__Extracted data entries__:
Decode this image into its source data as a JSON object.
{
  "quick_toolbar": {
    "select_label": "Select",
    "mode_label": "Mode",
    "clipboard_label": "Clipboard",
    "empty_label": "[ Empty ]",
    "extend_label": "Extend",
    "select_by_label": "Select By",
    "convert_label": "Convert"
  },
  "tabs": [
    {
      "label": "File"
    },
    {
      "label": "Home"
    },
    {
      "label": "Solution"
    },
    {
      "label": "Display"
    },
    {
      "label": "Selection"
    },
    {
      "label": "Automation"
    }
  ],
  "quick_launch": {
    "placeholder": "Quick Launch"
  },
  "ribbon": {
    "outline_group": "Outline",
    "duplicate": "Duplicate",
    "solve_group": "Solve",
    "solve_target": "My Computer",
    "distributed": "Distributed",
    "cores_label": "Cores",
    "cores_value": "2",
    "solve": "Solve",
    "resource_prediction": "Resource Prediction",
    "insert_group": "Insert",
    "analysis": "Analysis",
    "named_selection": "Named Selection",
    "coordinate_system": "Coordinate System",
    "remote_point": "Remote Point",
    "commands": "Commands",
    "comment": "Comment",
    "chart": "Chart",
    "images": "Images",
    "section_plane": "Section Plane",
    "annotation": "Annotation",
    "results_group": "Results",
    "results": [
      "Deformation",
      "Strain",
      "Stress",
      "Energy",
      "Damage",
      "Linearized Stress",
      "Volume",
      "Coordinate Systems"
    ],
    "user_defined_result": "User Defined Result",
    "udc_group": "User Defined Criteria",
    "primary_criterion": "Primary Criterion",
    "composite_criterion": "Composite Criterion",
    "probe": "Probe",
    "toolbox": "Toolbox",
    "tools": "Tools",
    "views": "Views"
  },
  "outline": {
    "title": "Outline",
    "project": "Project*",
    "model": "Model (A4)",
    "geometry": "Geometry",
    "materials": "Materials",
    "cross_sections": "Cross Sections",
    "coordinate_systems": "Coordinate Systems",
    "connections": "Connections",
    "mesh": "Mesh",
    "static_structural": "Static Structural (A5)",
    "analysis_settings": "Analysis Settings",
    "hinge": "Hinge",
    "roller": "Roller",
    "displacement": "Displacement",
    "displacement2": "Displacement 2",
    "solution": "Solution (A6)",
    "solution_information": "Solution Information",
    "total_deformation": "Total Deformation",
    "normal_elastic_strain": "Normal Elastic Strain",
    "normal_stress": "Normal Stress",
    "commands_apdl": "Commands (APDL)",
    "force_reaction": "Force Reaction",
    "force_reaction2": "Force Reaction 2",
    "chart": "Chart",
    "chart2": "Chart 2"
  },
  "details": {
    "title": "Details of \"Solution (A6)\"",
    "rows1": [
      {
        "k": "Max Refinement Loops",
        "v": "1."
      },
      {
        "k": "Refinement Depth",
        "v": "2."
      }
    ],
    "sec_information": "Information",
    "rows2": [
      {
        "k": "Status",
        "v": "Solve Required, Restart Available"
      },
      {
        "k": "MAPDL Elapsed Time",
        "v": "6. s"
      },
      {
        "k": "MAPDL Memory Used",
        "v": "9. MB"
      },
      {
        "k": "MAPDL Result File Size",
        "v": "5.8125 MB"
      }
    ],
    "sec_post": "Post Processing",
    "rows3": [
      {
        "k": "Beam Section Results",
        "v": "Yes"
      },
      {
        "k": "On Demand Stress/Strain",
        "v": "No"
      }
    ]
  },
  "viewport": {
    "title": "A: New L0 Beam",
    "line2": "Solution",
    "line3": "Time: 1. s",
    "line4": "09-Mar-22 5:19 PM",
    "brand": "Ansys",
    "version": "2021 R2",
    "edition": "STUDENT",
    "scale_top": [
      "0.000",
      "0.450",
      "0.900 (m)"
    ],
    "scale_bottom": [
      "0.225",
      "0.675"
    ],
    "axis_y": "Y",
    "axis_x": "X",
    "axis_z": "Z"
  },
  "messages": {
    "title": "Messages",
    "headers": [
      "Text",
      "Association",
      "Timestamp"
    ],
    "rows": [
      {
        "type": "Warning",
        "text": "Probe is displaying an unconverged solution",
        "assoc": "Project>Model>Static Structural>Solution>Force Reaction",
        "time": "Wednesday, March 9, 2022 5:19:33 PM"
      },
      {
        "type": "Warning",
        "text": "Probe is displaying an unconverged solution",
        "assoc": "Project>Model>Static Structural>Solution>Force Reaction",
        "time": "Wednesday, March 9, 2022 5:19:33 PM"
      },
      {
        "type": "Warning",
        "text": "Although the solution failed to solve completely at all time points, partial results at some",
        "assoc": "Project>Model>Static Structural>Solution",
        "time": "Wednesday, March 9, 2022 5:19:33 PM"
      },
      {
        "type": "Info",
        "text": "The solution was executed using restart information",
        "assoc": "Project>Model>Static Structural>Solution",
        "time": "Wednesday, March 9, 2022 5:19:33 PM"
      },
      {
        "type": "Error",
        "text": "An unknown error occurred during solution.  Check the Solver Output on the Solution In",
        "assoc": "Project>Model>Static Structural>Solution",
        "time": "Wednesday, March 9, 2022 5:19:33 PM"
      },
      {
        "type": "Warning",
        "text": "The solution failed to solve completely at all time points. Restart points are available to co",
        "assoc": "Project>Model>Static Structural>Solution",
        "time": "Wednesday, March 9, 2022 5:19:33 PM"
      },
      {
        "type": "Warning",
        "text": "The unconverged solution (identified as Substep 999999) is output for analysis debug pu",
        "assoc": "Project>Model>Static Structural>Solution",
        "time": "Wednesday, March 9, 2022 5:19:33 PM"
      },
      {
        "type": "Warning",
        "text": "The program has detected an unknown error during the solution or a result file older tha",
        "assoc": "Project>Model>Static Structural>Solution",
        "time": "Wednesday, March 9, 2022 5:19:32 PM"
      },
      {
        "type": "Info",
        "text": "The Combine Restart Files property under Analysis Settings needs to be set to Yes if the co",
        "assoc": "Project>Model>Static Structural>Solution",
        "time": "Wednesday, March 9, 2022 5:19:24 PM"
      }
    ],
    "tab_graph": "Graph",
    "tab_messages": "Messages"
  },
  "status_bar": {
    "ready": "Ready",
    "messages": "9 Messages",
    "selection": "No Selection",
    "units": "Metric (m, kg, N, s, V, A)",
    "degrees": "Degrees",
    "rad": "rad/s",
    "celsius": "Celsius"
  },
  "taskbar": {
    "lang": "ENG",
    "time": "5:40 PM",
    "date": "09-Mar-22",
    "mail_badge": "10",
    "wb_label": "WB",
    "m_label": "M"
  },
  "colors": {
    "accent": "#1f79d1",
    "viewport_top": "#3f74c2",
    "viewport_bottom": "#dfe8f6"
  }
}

__TASK__: Return every entry exactly as given.

__THE COMPLETED TASK__:
Decode this image into its source data as a JSON object.
{
  "quick_toolbar": {
    "select_label": "Select",
    "mode_label": "Mode",
    "clipboard_label": "Clipboard",
    "empty_label": "[ Empty ]",
    "extend_label": "Extend",
    "select_by_label": "Select By",
    "convert_label": "Convert"
  },
  "tabs": [
    {
      "label": "File"
    },
    {
      "label": "Home"
    },
    {
      "label": "Solution"
    },
    {
      "label": "Display"
    },
    {
      "label": "Selection"
    },
    {
      "label": "Automation"
    }
  ],
  "quick_launch": {
    "placeholder": "Quick Launch"
  },
  "ribbon": {
    "outline_group": "Outline",
    "duplicate": "Duplicate",
    "solve_group": "Solve",
    "solve_target": "My Computer",
    "distributed": "Distributed",
    "cores_label": "Cores",
    "cores_value": "2",
    "solve": "Solve",
    "resource_prediction": "Resource Prediction",
    "insert_group": "Insert",
    "analysis": "Analysis",
    "named_selection": "Named Selection",
    "coordinate_system": "Coordinate System",
    "remote_point": "Remote Point",
    "commands": "Commands",
    "comment": "Comment",
    "chart": "Chart",
    "images": "Images",
    "section_plane": "Section Plane",
    "annotation": "Annotation",
    "results_group": "Results",
    "results": [
      "Deformation",
      "Strain",
      "Stress",
      "Energy",
      "Damage",
      "Linearized Stress",
      "Volume",
      "Coordinate Systems"
    ],
    "user_defined_result": "User Defined Result",
    "udc_group": "User Defined Criteria",
    "primary_criterion": "Primary Criterion",
    "composite_criterion": "Composite Criterion",
    "probe": "Probe",
    "toolbox": "Toolbox",
    "tools": "Tools",
    "views": "Views"
  },
  "outline": {
    "title": "Outline",
    "project": "Project*",
    "model": "Model (A4)",
    "geometry": "Geometry",
    "materials": "Materials",
    "cross_sections": "Cross Sections",
    "coordinate_systems": "Coordinate Systems",
    "connections": "Connections",
    "mesh": "Mesh",
    "static_structural": "Static Structural (A5)",
    "analysis_settings": "Analysis Settings",
    "hinge": "Hinge",
    "roller": "Roller",
    "displacement": "Displacement",
    "displacement2": "Displacement 2",
    "solution": "Solution (A6)",
    "solution_information": "Solution Information",
    "total_deformation": "Total Deformation",
    "normal_elastic_strain": "Normal Elastic Strain",
    "normal_stress": "Normal Stress",
    "commands_apdl": "Commands (APDL)",
    "force_reaction": "Force Reaction",
    "force_reaction2": "Force Reaction 2",
    "chart": "Chart",
    "chart2": "Chart 2"
  },
  "details": {
    "title": "Details of \"Solution (A6)\"",
    "rows1": [
      {
        "k": "Max Refinement Loops",
        "v": "1."
      },
      {
        "k": "Refinement Depth",
        "v": "2."
      }
    ],
    "sec_information": "Information",
    "rows2": [
      {
        "k": "Status",
        "v": "Solve Required, Restart Available"
      },
      {
        "k": "MAPDL Elapsed Time",
        "v": "6. s"
      },
      {
        "k": "MAPDL Memory Used",
        "v": "9. MB"
      },
      {
        "k": "MAPDL Result File Size",
        "v": "5.8125 MB"
      }
    ],
    "sec_post": "Post Processing",
    "rows3": [
      {
        "k": "Beam Section Results",
        "v": "Yes"
      },
      {
        "k": "On Demand Stress/Strain",
        "v": "No"
      }
    ]
  },
  "viewport": {
    "title": "A: New L0 Beam",
    "line2": "Solution",
    "line3": "Time: 1. s",
    "line4": "09-Mar-22 5:19 PM",
    "brand": "Ansys",
    "version": "2021 R2",
    "edition": "STUDENT",
    "scale_top": [
      "0.000",
      "0.450",
      "0.900 (m)"
    ],
    "scale_bottom": [
      "0.225",
      "0.675"
    ],
    "axis_y": "Y",
    "axis_x": "X",
    "axis_z": "Z"
  },
  "messages": {
    "title": "Messages",
    "headers": [
      "Text",
      "Association",
      "Timestamp"
    ],
    "rows": [
      {
        "type": "Warning",
        "text": "Probe is displaying an unconverged solution",
        "assoc": "Project>Model>Static Structural>Solution>Force Reaction",
        "time": "Wednesday, March 9, 2022 5:19:33 PM"
      },
      {
        "type": "Warning",
        "text": "Probe is displaying an unconverged solution",
        "assoc": "Project>Model>Static Structural>Solution>Force Reaction",
        "time": "Wednesday, March 9, 2022 5:19:33 PM"
      },
      {
        "type": "Warning",
        "text": "Although the solution failed to solve completely at all time points, partial results at some",
        "assoc": "Project>Model>Static Structural>Solution",
        "time": "Wednesday, March 9, 2022 5:19:33 PM"
      },
      {
        "type": "Info",
        "text": "The solution was executed using restart information",
        "assoc": "Project>Model>Static Structural>Solution",
        "time": "Wednesday, March 9, 2022 5:19:33 PM"
      },
      {
        "type": "Error",
        "text": "An unknown error occurred during solution.  Check the Solver Output on the Solution In",
        "assoc": "Project>Model>Static Structural>Solution",
        "time": "Wednesday, March 9, 2022 5:19:33 PM"
      },
      {
        "type": "Warning",
        "text": "The solution failed to solve completely at all time points. Restart points are available to co",
        "assoc": "Project>Model>Static Structural>Solution",
        "time": "Wednesday, March 9, 2022 5:19:33 PM"
      },
      {
        "type": "Warning",
        "text": "The unconverged solution (identified as Substep 999999) is output for analysis debug pu",
        "assoc": "Project>Model>Static Structural>Solution",
        "time": "Wednesday, March 9, 2022 5:19:33 PM"
      },
      {
        "type": "Warning",
        "text": "The program has detected an unknown error during the solution or a result file older tha",
        "assoc": "Project>Model>Static Structural>Solution",
        "time": "Wednesday, March 9, 2022 5:19:32 PM"
      },
      {
        "type": "Info",
        "text": "The Combine Restart Files property under Analysis Settings needs to be set to Yes if the co",
        "assoc": "Project>Model>Static Structural>Solution",
        "time": "Wednesday, March 9, 2022 5:19:24 PM"
      }
    ],
    "tab_graph": "Graph",
    "tab_messages": "Messages"
  },
  "status_bar": {
    "ready": "Ready",
    "messages": "9 Messages",
    "selection": "No Selection",
    "units": "Metric (m, kg, N, s, V, A)",
    "degrees": "Degrees",
    "rad": "rad/s",
    "celsius": "Celsius"
  },
  "taskbar": {
    "lang": "ENG",
    "time": "5:40 PM",
    "date": "09-Mar-22",
    "mail_badge": "10",
    "wb_label": "WB",
    "m_label": "M"
  },
  "colors": {
    "accent": "#1f79d1",
    "viewport_top": "#3f74c2",
    "viewport_bottom": "#dfe8f6"
  }
}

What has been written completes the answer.